[Data items]

'''

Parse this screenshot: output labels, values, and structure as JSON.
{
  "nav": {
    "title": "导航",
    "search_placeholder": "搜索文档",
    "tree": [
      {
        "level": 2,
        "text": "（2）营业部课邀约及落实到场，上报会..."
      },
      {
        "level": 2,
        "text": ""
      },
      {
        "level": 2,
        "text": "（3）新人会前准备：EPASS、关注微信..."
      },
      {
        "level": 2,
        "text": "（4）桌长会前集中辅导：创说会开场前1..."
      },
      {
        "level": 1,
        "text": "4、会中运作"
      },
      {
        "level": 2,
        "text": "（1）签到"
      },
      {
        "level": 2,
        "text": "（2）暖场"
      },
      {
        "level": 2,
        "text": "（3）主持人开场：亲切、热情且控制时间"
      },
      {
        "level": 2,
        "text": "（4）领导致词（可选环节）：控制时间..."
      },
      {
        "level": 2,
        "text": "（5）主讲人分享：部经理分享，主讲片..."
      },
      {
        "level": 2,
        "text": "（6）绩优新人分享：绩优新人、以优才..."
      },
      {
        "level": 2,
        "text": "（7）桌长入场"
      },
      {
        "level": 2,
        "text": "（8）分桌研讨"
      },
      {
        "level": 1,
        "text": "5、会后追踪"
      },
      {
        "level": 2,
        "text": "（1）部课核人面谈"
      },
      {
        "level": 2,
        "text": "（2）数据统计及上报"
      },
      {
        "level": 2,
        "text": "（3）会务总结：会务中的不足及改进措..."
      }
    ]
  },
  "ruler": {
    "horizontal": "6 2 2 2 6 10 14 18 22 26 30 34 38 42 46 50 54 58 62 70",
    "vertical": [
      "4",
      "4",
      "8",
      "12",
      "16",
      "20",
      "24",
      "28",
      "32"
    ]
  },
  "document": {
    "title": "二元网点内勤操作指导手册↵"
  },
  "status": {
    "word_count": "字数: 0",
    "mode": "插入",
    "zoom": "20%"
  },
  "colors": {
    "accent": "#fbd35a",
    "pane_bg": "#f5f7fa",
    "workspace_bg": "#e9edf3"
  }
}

'''
'''

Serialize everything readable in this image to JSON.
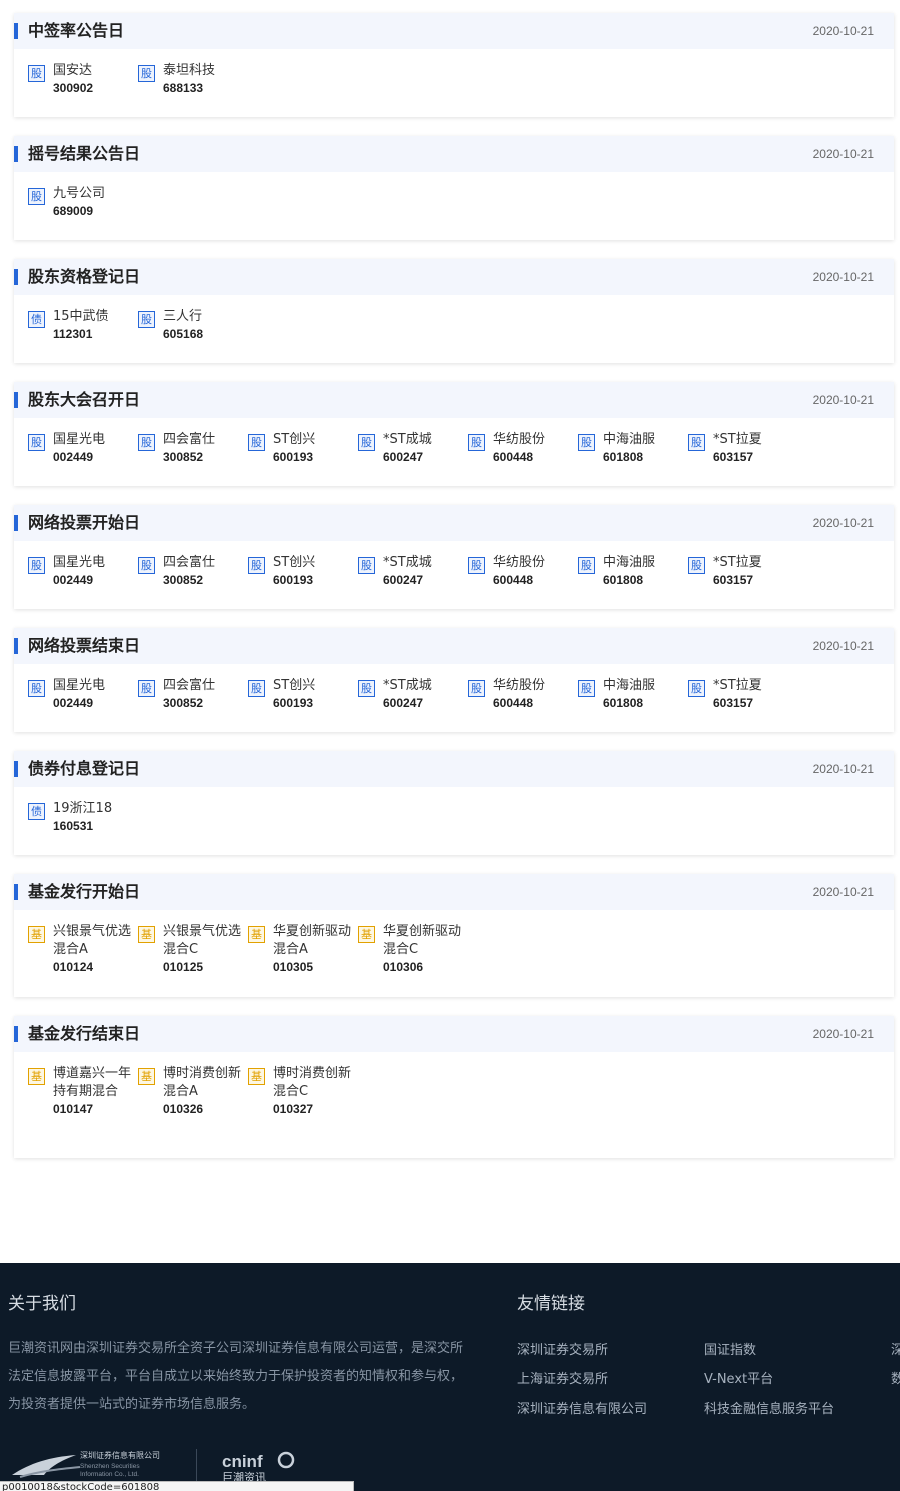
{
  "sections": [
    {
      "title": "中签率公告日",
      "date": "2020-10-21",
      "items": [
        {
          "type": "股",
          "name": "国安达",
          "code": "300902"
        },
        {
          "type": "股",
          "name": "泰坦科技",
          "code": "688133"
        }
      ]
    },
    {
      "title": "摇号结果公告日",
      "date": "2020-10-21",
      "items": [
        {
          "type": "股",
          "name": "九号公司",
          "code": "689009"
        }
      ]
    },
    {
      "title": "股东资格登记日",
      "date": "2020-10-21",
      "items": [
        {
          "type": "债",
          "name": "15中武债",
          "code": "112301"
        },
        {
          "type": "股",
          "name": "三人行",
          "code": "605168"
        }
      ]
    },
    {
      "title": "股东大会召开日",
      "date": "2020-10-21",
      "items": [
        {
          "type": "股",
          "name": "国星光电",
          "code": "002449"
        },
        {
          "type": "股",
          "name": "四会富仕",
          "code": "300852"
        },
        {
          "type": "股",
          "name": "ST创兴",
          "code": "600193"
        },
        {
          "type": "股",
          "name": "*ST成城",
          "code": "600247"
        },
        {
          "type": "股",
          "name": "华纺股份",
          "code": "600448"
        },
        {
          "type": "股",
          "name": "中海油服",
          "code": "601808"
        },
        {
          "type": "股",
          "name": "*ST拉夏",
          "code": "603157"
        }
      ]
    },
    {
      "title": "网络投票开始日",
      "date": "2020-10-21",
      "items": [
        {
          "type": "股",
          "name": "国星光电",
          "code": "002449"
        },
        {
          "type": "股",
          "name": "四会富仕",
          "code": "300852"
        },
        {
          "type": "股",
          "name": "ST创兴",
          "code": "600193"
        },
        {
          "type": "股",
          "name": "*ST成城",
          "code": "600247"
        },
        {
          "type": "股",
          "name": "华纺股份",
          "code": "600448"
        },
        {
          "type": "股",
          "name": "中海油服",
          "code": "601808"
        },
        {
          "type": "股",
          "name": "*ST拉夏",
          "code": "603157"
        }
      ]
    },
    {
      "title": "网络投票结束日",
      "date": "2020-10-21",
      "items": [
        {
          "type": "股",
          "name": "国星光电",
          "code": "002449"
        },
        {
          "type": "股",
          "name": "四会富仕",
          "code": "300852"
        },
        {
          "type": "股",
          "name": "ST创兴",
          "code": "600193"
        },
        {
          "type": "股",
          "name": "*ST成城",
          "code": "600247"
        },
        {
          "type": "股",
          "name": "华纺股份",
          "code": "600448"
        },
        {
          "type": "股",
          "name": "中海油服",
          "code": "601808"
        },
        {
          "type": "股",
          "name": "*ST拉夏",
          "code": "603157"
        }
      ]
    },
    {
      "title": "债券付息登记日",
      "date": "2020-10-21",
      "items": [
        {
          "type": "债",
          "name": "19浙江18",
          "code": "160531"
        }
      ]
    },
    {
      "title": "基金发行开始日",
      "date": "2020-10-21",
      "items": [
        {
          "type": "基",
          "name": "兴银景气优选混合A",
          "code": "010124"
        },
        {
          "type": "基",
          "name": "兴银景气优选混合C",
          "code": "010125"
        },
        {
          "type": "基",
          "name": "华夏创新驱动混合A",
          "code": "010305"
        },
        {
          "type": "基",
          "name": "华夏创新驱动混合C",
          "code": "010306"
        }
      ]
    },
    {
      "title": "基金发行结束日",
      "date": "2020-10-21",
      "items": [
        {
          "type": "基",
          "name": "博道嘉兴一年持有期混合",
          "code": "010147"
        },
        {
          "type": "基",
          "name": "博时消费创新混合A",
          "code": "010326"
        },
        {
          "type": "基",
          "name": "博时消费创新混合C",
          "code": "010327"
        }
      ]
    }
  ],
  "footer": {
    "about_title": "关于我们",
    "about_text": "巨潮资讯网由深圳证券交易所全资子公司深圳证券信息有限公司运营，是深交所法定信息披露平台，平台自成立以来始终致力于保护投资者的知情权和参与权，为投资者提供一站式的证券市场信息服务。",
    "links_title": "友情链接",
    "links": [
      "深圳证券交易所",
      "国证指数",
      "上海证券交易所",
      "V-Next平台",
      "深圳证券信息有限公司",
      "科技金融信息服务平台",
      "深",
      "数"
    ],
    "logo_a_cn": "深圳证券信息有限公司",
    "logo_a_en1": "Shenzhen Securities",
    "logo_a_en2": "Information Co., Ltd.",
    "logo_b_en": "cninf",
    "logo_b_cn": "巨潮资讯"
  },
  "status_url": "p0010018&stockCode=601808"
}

'''

Working from the listing above, pick out every line that has "this" and copy it.

**Response to the task**.
Parse this screenshot: output labels, values, and structure as JSON.
Serialize everything readable in this image to JSON.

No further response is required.